━━━ DOCUMENT SEGMENT

Matthew Brazier 10:00
While we learned a lot, what I was struck most by was just how it gelled as a group and you're talking about relationship being really important but the relationships we have with each other was clearly important, they got a lot of support from each other, they trusted each other. And we got the sense that they expected their views to make a difference. They weren't there thinking, they were hopeful, or they might be grateful for us to do a couple of small things, I think they were there with the confidence that we were gonna go away and do something different as a result of what they told us. I mean, they also told us a lot about what they thought supported accommodation should look like as well. So it's really practical things, you know, about the quality of accommodation, but also about things like, you know, support for emotional well being and, and having someone to turn to in times of crisis or in times of worry. So here's some real practical things that, you know, some really important things they were telling us that we could take away.
Lisa Pascoe 10:57
This isn't something you can just do as an add-on. It's something that's got to be integral to your thinking right from day one. Because actually, it takes time. And it takes it takes careful thought, and it might slow you down. And it might take you in a route that wasn't the one you were really planning. And you have to be sort of prepared for all of those things and prepared to go with that and think about how you're going to manage that. And for an organisation that can be quite delivery focused, because that's our job, you know, we have a job that we have to do. It's how you balance those two things and get get that right is something that you know, I really want us to reflect on.
Briony Balsom 11:36
So it sounds like the spirit of this partnership is definitely something that needs to live on across Ofsted in terms of consultation and partnership working but specifically with this partnership, what's next?
Lisa Pascoe 11:47
We don't want it to be the end. We haven't started inspecting yet. Well, we have more things to learn, we'll want to reflect on are we doing the things that we set out to do. And we'll need people to reflect on that with us. We can't just reflect on that ourselves. So I'd like to see us work in partnership with the many groups that helped us to get to this point.

━━━━━━
━━━ SUPPLIED DATA

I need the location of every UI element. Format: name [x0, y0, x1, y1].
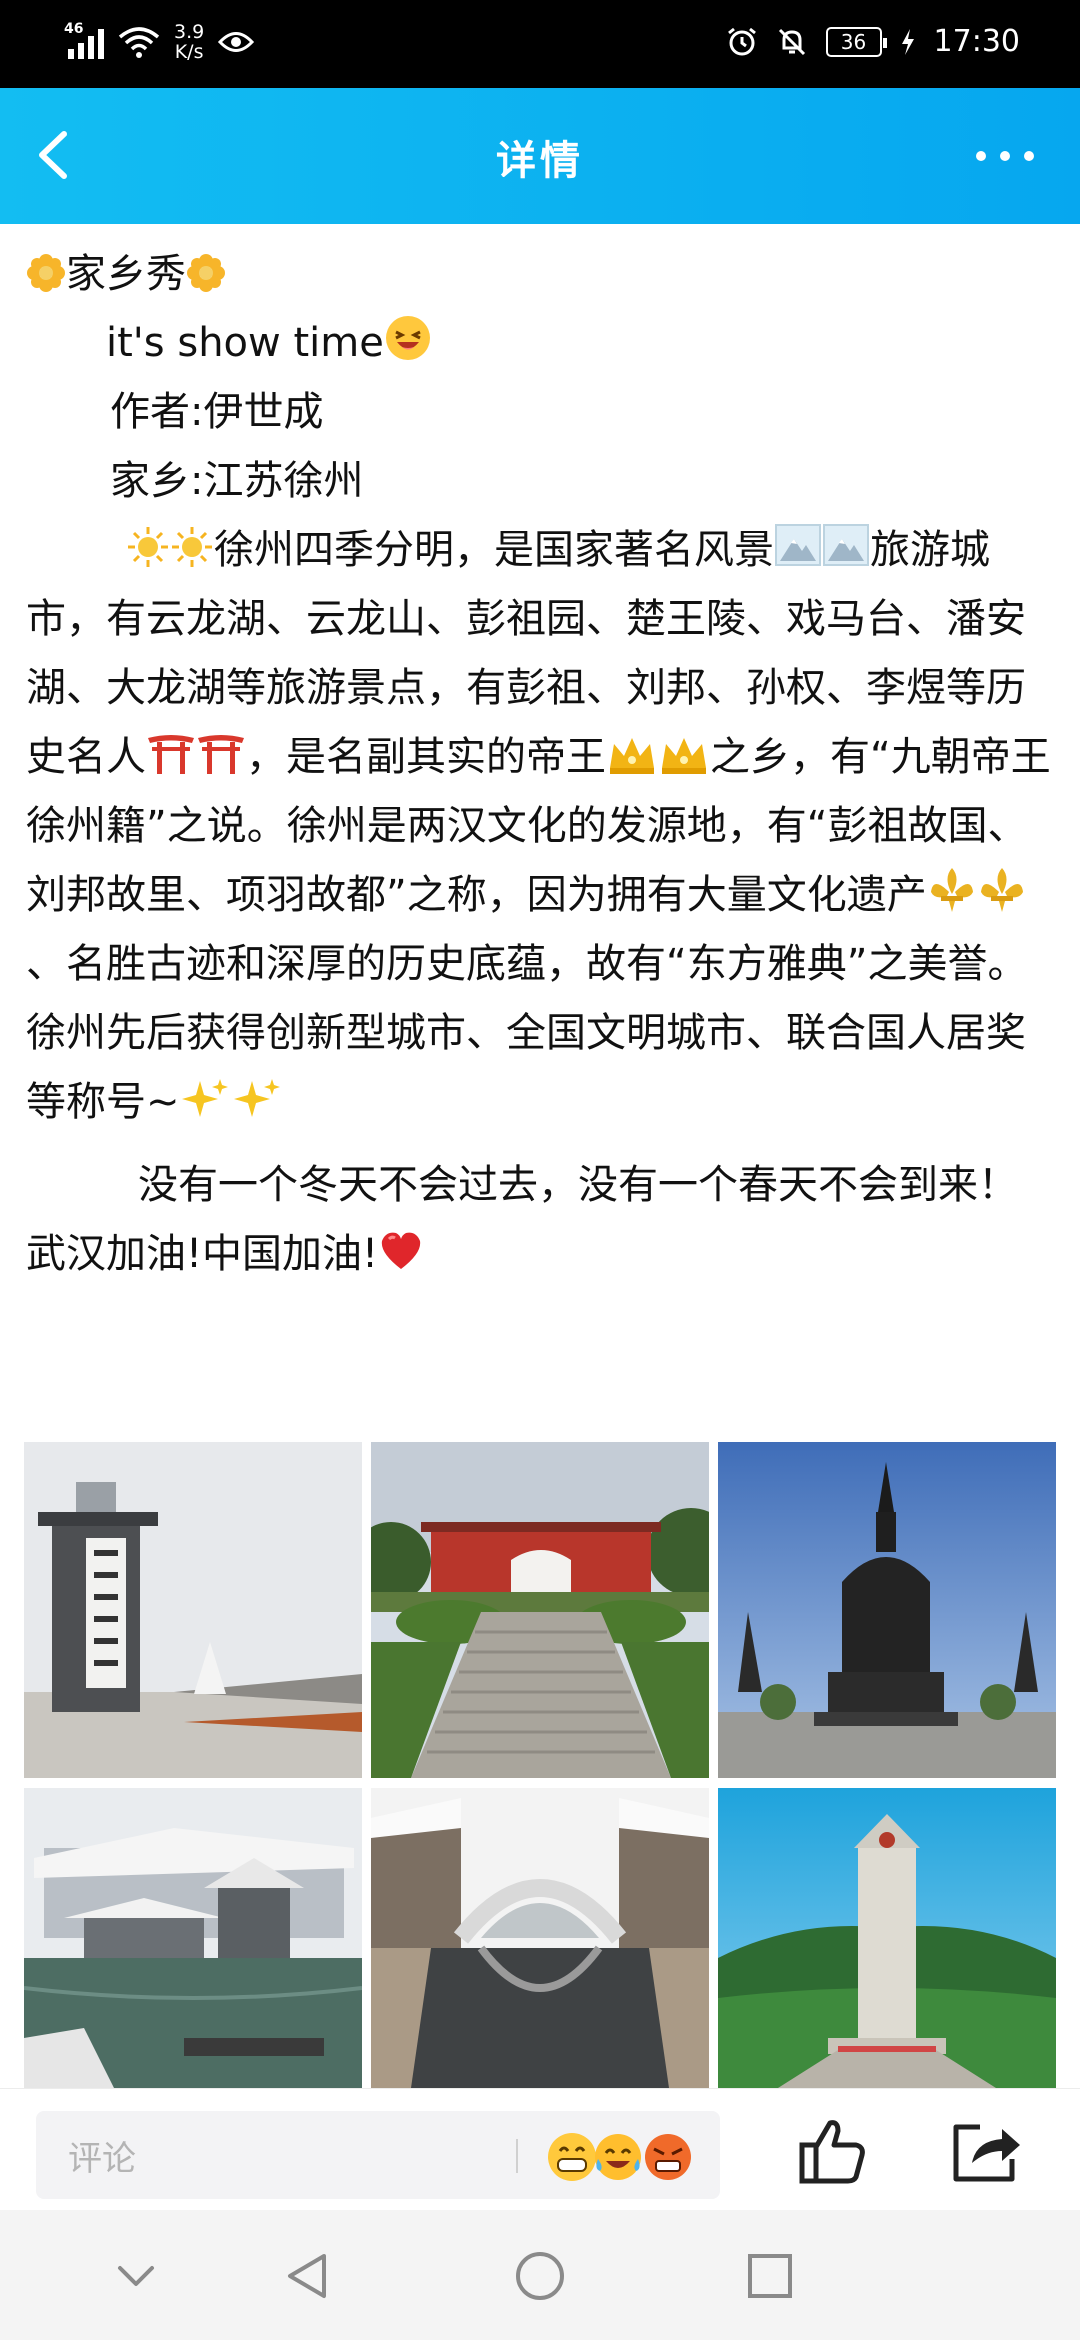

━━━━━━

- GIVEN EXERCISE -
From the transcript, output the passage that opens with the words "Lisa Pascoe 11:47" and closes with "to this point.", copied verbatim. The listing isn't needed for this work.

- TASK SOLUTION -
Lisa Pascoe 11:47
We don't want it to be the end. We haven't started inspecting yet. Well, we have more things to learn, we'll want to reflect on are we doing the things that we set out to do. And we'll need people to reflect on that with us. We can't just reflect on that ourselves. So I'd like to see us work in partnership with the many groups that helped us to get to this point.